▶ [WHAT THE EXERCISE ASKS]:
Omit every picture and output the rest of the records exactly as they are.

▶ [ENTRIES SUPPLIED]:
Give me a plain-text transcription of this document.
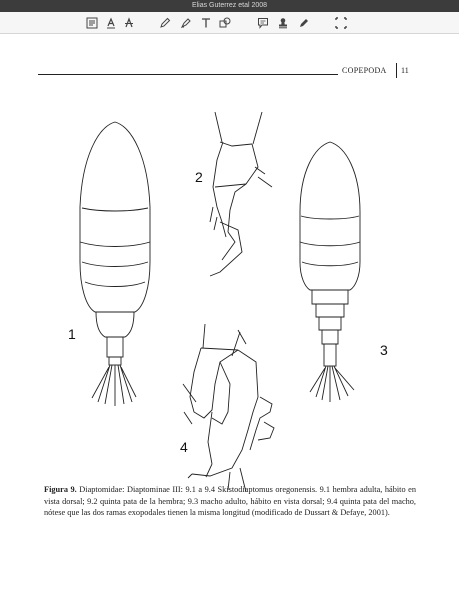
Elias Guterrez etal 2008
COPEPODA 11
1
2
3
4
Figura 9. Diaptomidae: Diaptominae III: 9.1 a 9.4 Skistodiaptomus oregonensis. 9.1 hembra adulta, hábito en vista dorsal; 9.2 quinta pata de la hembra; 9.3 macho adulto, hábito en vista dorsal; 9.4 quinta pata del macho, nótese que las dos ramas exopodales tienen la misma longitud (modificado de Dussart & Defaye, 2001).
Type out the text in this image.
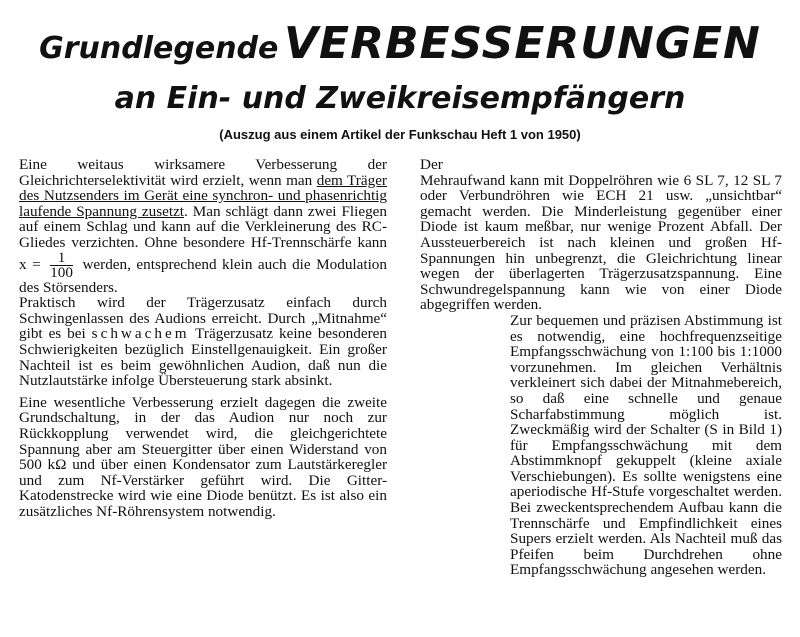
Grundlegende VERBESSERUNGEN
an Ein- und Zweikreisempfängern
(Auszug aus einem Artikel der Funkschau Heft 1 von 1950)

Eine weitaus wirksamere Verbesserung der Gleichrichterselektivität wird erzielt, wenn man dem Träger des Nutzsenders im Gerät eine synchron- und phasenrichtig laufende Spannung zusetzt. Man schlägt dann zwei Fliegen auf einem Schlag und kann auf die Verkleinerung des RC-Gliedes verzichten. Ohne besondere Hf-Trennschärfe kann $x = \frac{1}{100}$ werden, entsprechend klein auch die Modulation des Störsenders.

Praktisch wird der Trägerzusatz einfach durch Schwingenlassen des Audions erreicht. Durch „Mitnahme“ gibt es bei schwachem Trägerzusatz keine besonderen Schwierigkeiten bezüglich Einstellgenauigkeit. Ein großer Nachteil ist es beim gewöhnlichen Audion, daß nun die Nutzlautstärke infolge Übersteuerung stark absinkt.

Eine wesentliche Verbesserung erzielt dagegen die zweite Grundschaltung, in der das Audion nur noch zur Rückkopplung verwendet wird, die gleichgerichtete Spannung aber am Steuergitter über einen Widerstand von 500 kΩ und über einen Kondensator zum Lautstärkeregler und zum Nf-Verstärker geführt wird. Die Gitter-Katodenstrecke wird wie eine Diode benützt. Es ist also ein zusätzliches Nf-Röhrensystem notwendig.

Der

Mehraufwand kann mit Doppelröhren wie 6 SL 7, 12 SL 7 oder Verbundröhren wie ECH 21 usw. „unsichtbar“ gemacht werden. Die Minderleistung gegenüber einer Diode ist kaum meßbar, nur wenige Prozent Abfall. Der Aussteuerbereich ist nach kleinen und großen Hf-Spannungen hin unbegrenzt, die Gleichrichtung linear wegen der überlagerten Trägerzusatzspannung. Eine Schwundregelspannung kann wie von einer Diode abgegriffen werden.

Zur bequemen und präzisen Abstimmung ist es notwendig, eine hochfrequenzseitige Empfangsschwächung von 1:100 bis 1:1000 vorzunehmen. Im gleichen Verhältnis verkleinert sich dabei der Mitnahmebereich, so daß eine schnelle und genaue Scharfabstimmung möglich ist. Zweckmäßig wird der Schalter (S in Bild 1) für Empfangsschwächung mit dem Abstimmknopf gekuppelt (kleine axiale Verschiebungen). Es sollte wenigstens eine aperiodische Hf-Stufe vorgeschaltet werden. Bei zweckentsprechendem Aufbau kann die Trennschärfe und Empfindlichkeit eines Supers erzielt werden. Als Nachteil muß das Pfeifen beim Durchdrehen ohne Empfangsschwächung angesehen werden.
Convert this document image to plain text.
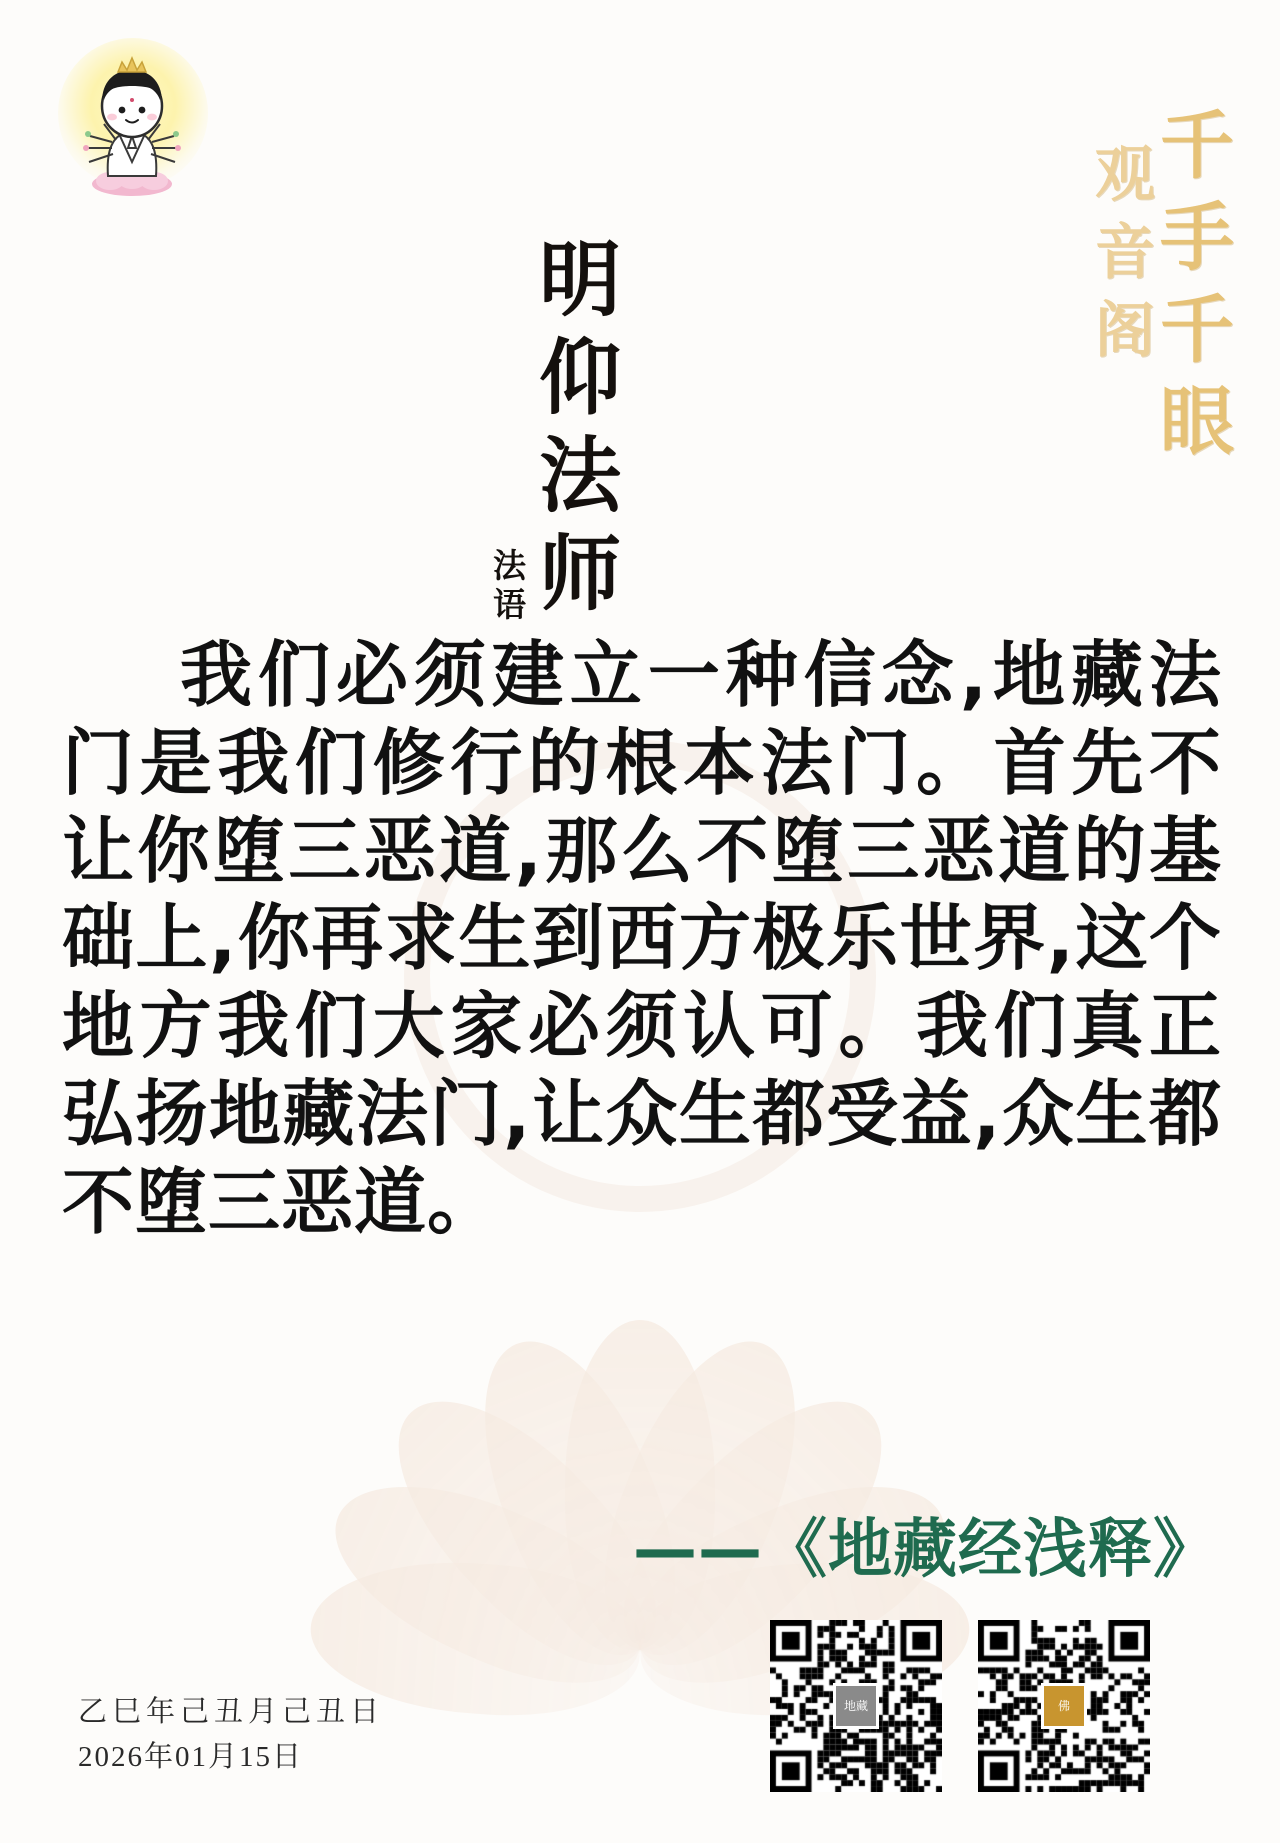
千手千眼
观音阁
明仰法师
法语
我们必须建立一种信念,地藏法门是我们修行的根本法门。首先不让你堕三恶道,那么不堕三恶道的基础上,你再求生到西方极乐世界,这个地方我们大家必须认可。我们真正弘扬地藏法门,让众生都受益,众生都不堕三恶道。
——《地藏经浅释》
乙巳年己丑月己丑日
2026年01月15日
地藏	佛
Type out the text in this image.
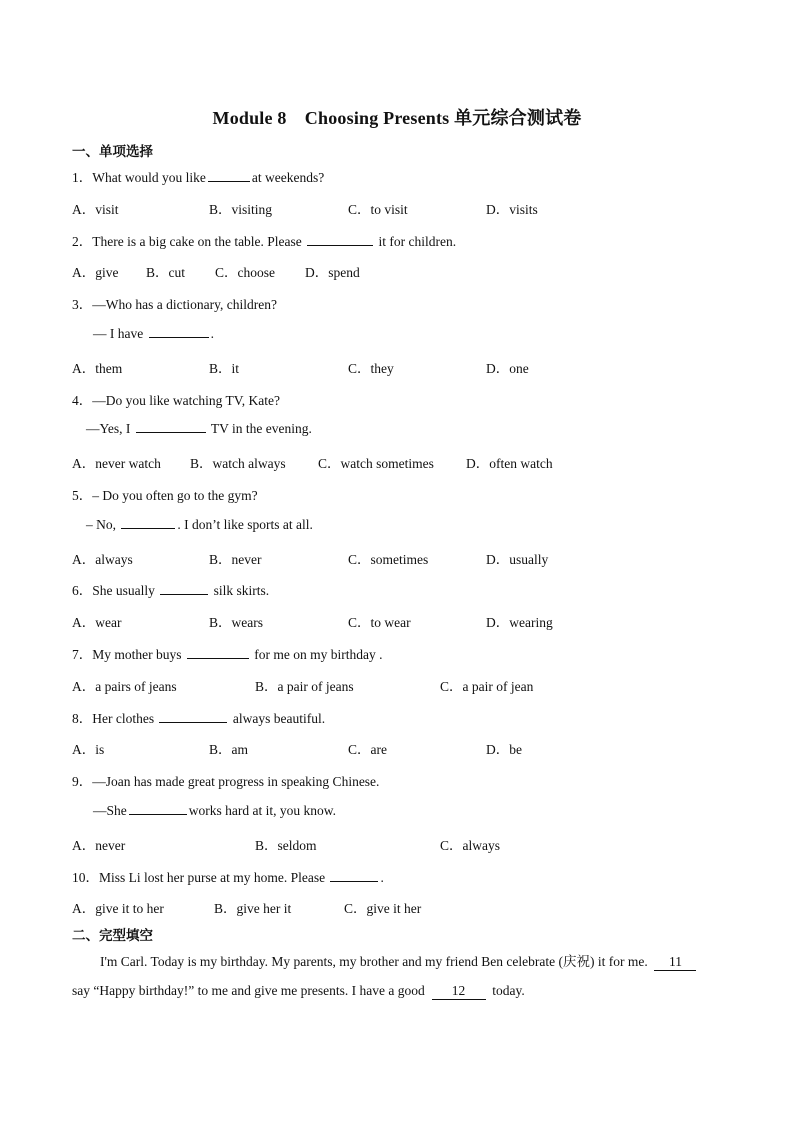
Module 8　Choosing Presents 单元综合测试卷
一、单项选择
1．What would you like	at weekends?
A．visit	B．visiting	C．to visit	D．visits
2．There is a big cake on the table. Please	it for children.
A．give B．cut C．choose D．spend
3．—Who has a dictionary, children?
— I have	.
A．them	B．it	C．they	D．one
4．—Do you like watching TV, Kate?
—Yes, I	TV in the evening.
A．never watch B．watch always C．watch sometimes D．often watch
5．– Do you often go to the gym?
– No,	. I don’t like sports at all.
A．always	B．never	C．sometimes	D．usually
6．She usually	silk skirts.
A．wear	B．wears	C．to wear	D．wearing
7．My mother buys	for me on my birthday .
A．a pairs of jeans	B．a pair of jeans	C．a pair of jean
8．Her clothes	always beautiful.
A．is	B．am	C．are	D．be
9．—Joan has made great progress in speaking Chinese.
—She	works hard at it, you know.
A．never	B．seldom	C．always
10．Miss Li lost her purse at my home. Please	.
A．give it to her	B．give her it	C．give it her
二、完型填空
I'm Carl. Today is my birthday. My parents, my brother and my friend Ben celebrate (庆祝) it for me. 11
say “Happy birthday!” to me and give me presents. I have a good 12 today.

▶ [SOLUTION TO THIS TASK]:
Give me a plain-text transcription of this document.
Elias Guterrez etal 2008
COPEPODA 11
1
2
3
4
Figura 9. Diaptomidae: Diaptominae III: 9.1 a 9.4 Skistodiaptomus oregonensis. 9.1 hembra adulta, hábito en vista dorsal; 9.2 quinta pata de la hembra; 9.3 macho adulto, hábito en vista dorsal; 9.4 quinta pata del macho, nótese que las dos ramas exopodales tienen la misma longitud (modificado de Dussart & Defaye, 2001).
Type out the text in this image.
Grundlegende VERBESSERUNGEN
an Ein- und Zweikreisempfängern
(Auszug aus einem Artikel der Funkschau Heft 1 von 1950)

Eine weitaus wirksamere Verbesserung der Gleichrichterselektivität wird erzielt, wenn man dem Träger des Nutzsenders im Gerät eine synchron- und phasenrichtig laufende Spannung zusetzt. Man schlägt dann zwei Fliegen auf einem Schlag und kann auf die Verkleinerung des RC-Gliedes verzichten. Ohne besondere Hf-Trennschärfe kann $x = \frac{1}{100}$ werden, entsprechend klein auch die Modulation des Störsenders.

Praktisch wird der Trägerzusatz einfach durch Schwingenlassen des Audions erreicht. Durch „Mitnahme“ gibt es bei schwachem Trägerzusatz keine besonderen Schwierigkeiten bezüglich Einstellgenauigkeit. Ein großer Nachteil ist es beim gewöhnlichen Audion, daß nun die Nutzlautstärke infolge Übersteuerung stark absinkt.

Eine wesentliche Verbesserung erzielt dagegen die zweite Grundschaltung, in der das Audion nur noch zur Rückkopplung verwendet wird, die gleichgerichtete Spannung aber am Steuergitter über einen Widerstand von 500 kΩ und über einen Kondensator zum Lautstärkeregler und zum Nf-Verstärker geführt wird. Die Gitter-Katodenstrecke wird wie eine Diode benützt. Es ist also ein zusätzliches Nf-Röhrensystem notwendig.

Der

Mehraufwand kann mit Doppelröhren wie 6 SL 7, 12 SL 7 oder Verbundröhren wie ECH 21 usw. „unsichtbar“ gemacht werden. Die Minderleistung gegenüber einer Diode ist kaum meßbar, nur wenige Prozent Abfall. Der Aussteuerbereich ist nach kleinen und großen Hf-Spannungen hin unbegrenzt, die Gleichrichtung linear wegen der überlagerten Trägerzusatzspannung. Eine Schwundregelspannung kann wie von einer Diode abgegriffen werden.

Zur bequemen und präzisen Abstimmung ist es notwendig, eine hochfrequenzseitige Empfangsschwächung von 1:100 bis 1:1000 vorzunehmen. Im gleichen Verhältnis verkleinert sich dabei der Mitnahmebereich, so daß eine schnelle und genaue Scharfabstimmung möglich ist. Zweckmäßig wird der Schalter (S in Bild 1) für Empfangsschwächung mit dem Abstimmknopf gekuppelt (kleine axiale Verschiebungen). Es sollte wenigstens eine aperiodische Hf-Stufe vorgeschaltet werden. Bei zweckentsprechendem Aufbau kann die Trennschärfe und Empfindlichkeit eines Supers erzielt werden. Als Nachteil muß das Pfeifen beim Durchdrehen ohne Empfangsschwächung angesehen werden.
Convert this document image to plain text.
千手千眼
观音阁
明仰法师
法语
我们必须建立一种信念,地藏法门是我们修行的根本法门。首先不让你堕三恶道,那么不堕三恶道的基础上,你再求生到西方极乐世界,这个地方我们大家必须认可。我们真正弘扬地藏法门,让众生都受益,众生都不堕三恶道。
——《地藏经浅释》
乙巳年己丑月己丑日
2026年01月15日
地藏	佛
Type out the text in this image.
Module 8　Choosing Presents 单元综合测试卷
一、单项选择
1．What would you like	at weekends?
A．visit	B．visiting	C．to visit	D．visits
2．There is a big cake on the table. Please	it for children.
A．give B．cut C．choose D．spend
3．—Who has a dictionary, children?
— I have	.
A．them	B．it	C．they	D．one
4．—Do you like watching TV, Kate?
—Yes, I	TV in the evening.
A．never watch B．watch always C．watch sometimes D．often watch
5．– Do you often go to the gym?
– No,	. I don’t like sports at all.
A．always	B．never	C．sometimes	D．usually
6．She usually	silk skirts.
A．wear	B．wears	C．to wear	D．wearing
7．My mother buys	for me on my birthday .
A．a pairs of jeans	B．a pair of jeans	C．a pair of jean
8．Her clothes	always beautiful.
A．is	B．am	C．are	D．be
9．—Joan has made great progress in speaking Chinese.
—She	works hard at it, you know.
A．never	B．seldom	C．always
10．Miss Li lost her purse at my home. Please	.
A．give it to her	B．give her it	C．give it her
二、完型填空
I'm Carl. Today is my birthday. My parents, my brother and my friend Ben celebrate (庆祝) it for me. 11
say “Happy birthday!” to me and give me presents. I have a good 12 today.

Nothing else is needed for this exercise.